(Stored data)
* * *
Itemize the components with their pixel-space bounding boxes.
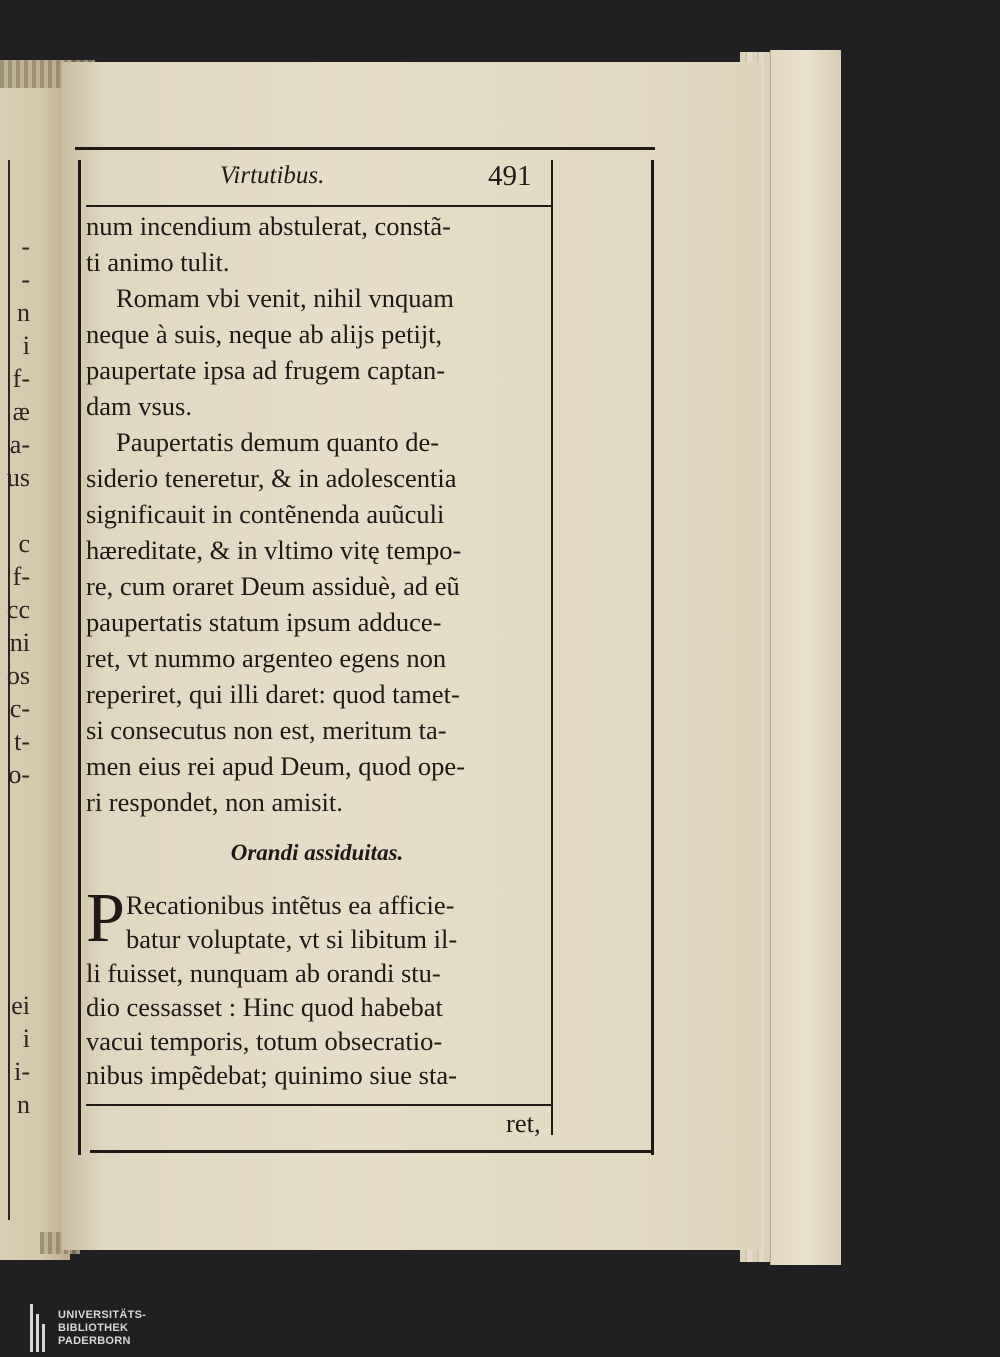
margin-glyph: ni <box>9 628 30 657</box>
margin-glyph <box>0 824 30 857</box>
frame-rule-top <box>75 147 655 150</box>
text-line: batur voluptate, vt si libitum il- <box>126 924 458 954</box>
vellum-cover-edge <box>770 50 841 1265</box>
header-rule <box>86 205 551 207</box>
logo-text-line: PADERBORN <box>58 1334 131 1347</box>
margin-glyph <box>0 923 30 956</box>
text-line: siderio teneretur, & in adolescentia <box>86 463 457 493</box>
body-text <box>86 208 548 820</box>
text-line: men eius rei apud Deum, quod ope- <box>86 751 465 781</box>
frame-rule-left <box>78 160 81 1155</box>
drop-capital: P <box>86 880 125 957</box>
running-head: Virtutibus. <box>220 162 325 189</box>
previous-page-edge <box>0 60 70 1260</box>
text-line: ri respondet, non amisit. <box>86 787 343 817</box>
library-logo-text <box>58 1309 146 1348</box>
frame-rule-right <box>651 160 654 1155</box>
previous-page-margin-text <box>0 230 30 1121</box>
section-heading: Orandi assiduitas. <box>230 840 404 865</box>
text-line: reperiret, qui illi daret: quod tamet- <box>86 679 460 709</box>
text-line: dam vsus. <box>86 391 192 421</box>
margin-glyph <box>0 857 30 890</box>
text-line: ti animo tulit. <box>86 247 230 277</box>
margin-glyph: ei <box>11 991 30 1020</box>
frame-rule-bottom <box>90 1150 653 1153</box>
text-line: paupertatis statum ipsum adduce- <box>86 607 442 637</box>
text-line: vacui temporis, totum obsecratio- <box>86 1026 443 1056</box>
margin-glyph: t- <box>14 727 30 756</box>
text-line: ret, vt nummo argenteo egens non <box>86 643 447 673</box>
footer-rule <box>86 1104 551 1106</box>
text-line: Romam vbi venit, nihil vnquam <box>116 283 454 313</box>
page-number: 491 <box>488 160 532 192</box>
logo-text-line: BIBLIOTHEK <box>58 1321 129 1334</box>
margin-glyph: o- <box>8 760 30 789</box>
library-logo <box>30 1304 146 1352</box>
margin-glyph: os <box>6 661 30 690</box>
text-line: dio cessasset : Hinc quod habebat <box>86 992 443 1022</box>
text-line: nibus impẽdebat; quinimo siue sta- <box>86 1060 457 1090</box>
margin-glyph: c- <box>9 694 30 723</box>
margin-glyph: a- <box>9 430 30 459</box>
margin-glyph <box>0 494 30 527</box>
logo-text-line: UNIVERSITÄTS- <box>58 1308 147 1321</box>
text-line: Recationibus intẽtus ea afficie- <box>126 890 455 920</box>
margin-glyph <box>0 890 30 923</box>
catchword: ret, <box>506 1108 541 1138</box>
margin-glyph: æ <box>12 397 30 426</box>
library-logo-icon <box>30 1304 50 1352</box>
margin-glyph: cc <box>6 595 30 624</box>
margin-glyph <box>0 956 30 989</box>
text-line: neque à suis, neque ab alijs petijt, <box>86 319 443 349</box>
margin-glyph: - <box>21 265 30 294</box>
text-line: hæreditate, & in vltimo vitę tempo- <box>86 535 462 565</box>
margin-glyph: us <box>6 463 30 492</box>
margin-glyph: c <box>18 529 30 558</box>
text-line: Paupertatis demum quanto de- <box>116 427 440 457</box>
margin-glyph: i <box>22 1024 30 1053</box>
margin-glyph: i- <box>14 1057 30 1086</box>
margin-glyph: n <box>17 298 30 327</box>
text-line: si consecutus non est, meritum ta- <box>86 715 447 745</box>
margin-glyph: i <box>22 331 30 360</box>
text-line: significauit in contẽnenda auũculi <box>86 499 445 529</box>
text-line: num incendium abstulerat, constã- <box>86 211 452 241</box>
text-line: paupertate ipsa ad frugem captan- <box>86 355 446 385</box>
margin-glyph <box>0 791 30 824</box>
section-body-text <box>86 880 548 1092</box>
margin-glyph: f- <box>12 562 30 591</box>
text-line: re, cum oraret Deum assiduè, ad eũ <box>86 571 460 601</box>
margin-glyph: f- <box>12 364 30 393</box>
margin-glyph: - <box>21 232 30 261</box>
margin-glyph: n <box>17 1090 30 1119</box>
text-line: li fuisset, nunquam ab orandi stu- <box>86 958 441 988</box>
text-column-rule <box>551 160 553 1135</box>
* * *
**EXERCISE DIRECTIONS**. Reproduce every line above verbatim, leaving out the picture.

**CORRECT OUTPUT**.
Itemize the components with their pixel-space bounding boxes.
margin-glyph: ni <box>9 628 30 657</box>
margin-glyph <box>0 824 30 857</box>
frame-rule-top <box>75 147 655 150</box>
text-line: batur voluptate, vt si libitum il- <box>126 924 458 954</box>
vellum-cover-edge <box>770 50 841 1265</box>
header-rule <box>86 205 551 207</box>
logo-text-line: PADERBORN <box>58 1334 131 1347</box>
margin-glyph <box>0 923 30 956</box>
text-line: siderio teneretur, & in adolescentia <box>86 463 457 493</box>
body-text <box>86 208 548 820</box>
text-line: men eius rei apud Deum, quod ope- <box>86 751 465 781</box>
frame-rule-left <box>78 160 81 1155</box>
drop-capital: P <box>86 880 125 957</box>
running-head: Virtutibus. <box>220 162 325 189</box>
previous-page-edge <box>0 60 70 1260</box>
text-line: ri respondet, non amisit. <box>86 787 343 817</box>
library-logo-text <box>58 1309 146 1348</box>
frame-rule-right <box>651 160 654 1155</box>
previous-page-margin-text <box>0 230 30 1121</box>
section-heading: Orandi assiduitas. <box>230 840 404 865</box>
text-line: reperiret, qui illi daret: quod tamet- <box>86 679 460 709</box>
text-line: dam vsus. <box>86 391 192 421</box>
margin-glyph <box>0 857 30 890</box>
text-line: ti animo tulit. <box>86 247 230 277</box>
margin-glyph: ei <box>11 991 30 1020</box>
frame-rule-bottom <box>90 1150 653 1153</box>
text-line: paupertatis statum ipsum adduce- <box>86 607 442 637</box>
text-line: vacui temporis, totum obsecratio- <box>86 1026 443 1056</box>
margin-glyph: t- <box>14 727 30 756</box>
text-line: ret, vt nummo argenteo egens non <box>86 643 447 673</box>
footer-rule <box>86 1104 551 1106</box>
text-line: Romam vbi venit, nihil vnquam <box>116 283 454 313</box>
page-number: 491 <box>488 160 532 192</box>
logo-text-line: BIBLIOTHEK <box>58 1321 129 1334</box>
margin-glyph: o- <box>8 760 30 789</box>
library-logo <box>30 1304 146 1352</box>
margin-glyph: os <box>6 661 30 690</box>
text-line: dio cessasset : Hinc quod habebat <box>86 992 443 1022</box>
text-line: nibus impẽdebat; quinimo siue sta- <box>86 1060 457 1090</box>
margin-glyph: c- <box>9 694 30 723</box>
margin-glyph: a- <box>9 430 30 459</box>
margin-glyph <box>0 494 30 527</box>
logo-text-line: UNIVERSITÄTS- <box>58 1308 147 1321</box>
text-line: Recationibus intẽtus ea afficie- <box>126 890 455 920</box>
margin-glyph <box>0 890 30 923</box>
catchword: ret, <box>506 1108 541 1138</box>
margin-glyph: æ <box>12 397 30 426</box>
library-logo-icon <box>30 1304 50 1352</box>
margin-glyph: cc <box>6 595 30 624</box>
margin-glyph <box>0 956 30 989</box>
text-line: neque à suis, neque ab alijs petijt, <box>86 319 443 349</box>
margin-glyph: - <box>21 265 30 294</box>
text-line: hæreditate, & in vltimo vitę tempo- <box>86 535 462 565</box>
margin-glyph: us <box>6 463 30 492</box>
margin-glyph: c <box>18 529 30 558</box>
text-line: Paupertatis demum quanto de- <box>116 427 440 457</box>
margin-glyph: i <box>22 1024 30 1053</box>
margin-glyph: i- <box>14 1057 30 1086</box>
margin-glyph: n <box>17 298 30 327</box>
text-line: si consecutus non est, meritum ta- <box>86 715 447 745</box>
margin-glyph: i <box>22 331 30 360</box>
text-line: significauit in contẽnenda auũculi <box>86 499 445 529</box>
text-line: num incendium abstulerat, constã- <box>86 211 452 241</box>
text-line: paupertate ipsa ad frugem captan- <box>86 355 446 385</box>
margin-glyph <box>0 791 30 824</box>
section-body-text <box>86 880 548 1092</box>
margin-glyph: f- <box>12 562 30 591</box>
text-line: re, cum oraret Deum assiduè, ad eũ <box>86 571 460 601</box>
margin-glyph: f- <box>12 364 30 393</box>
margin-glyph: - <box>21 232 30 261</box>
margin-glyph: n <box>17 1090 30 1119</box>
text-line: li fuisset, nunquam ab orandi stu- <box>86 958 441 988</box>
text-column-rule <box>551 160 553 1135</box>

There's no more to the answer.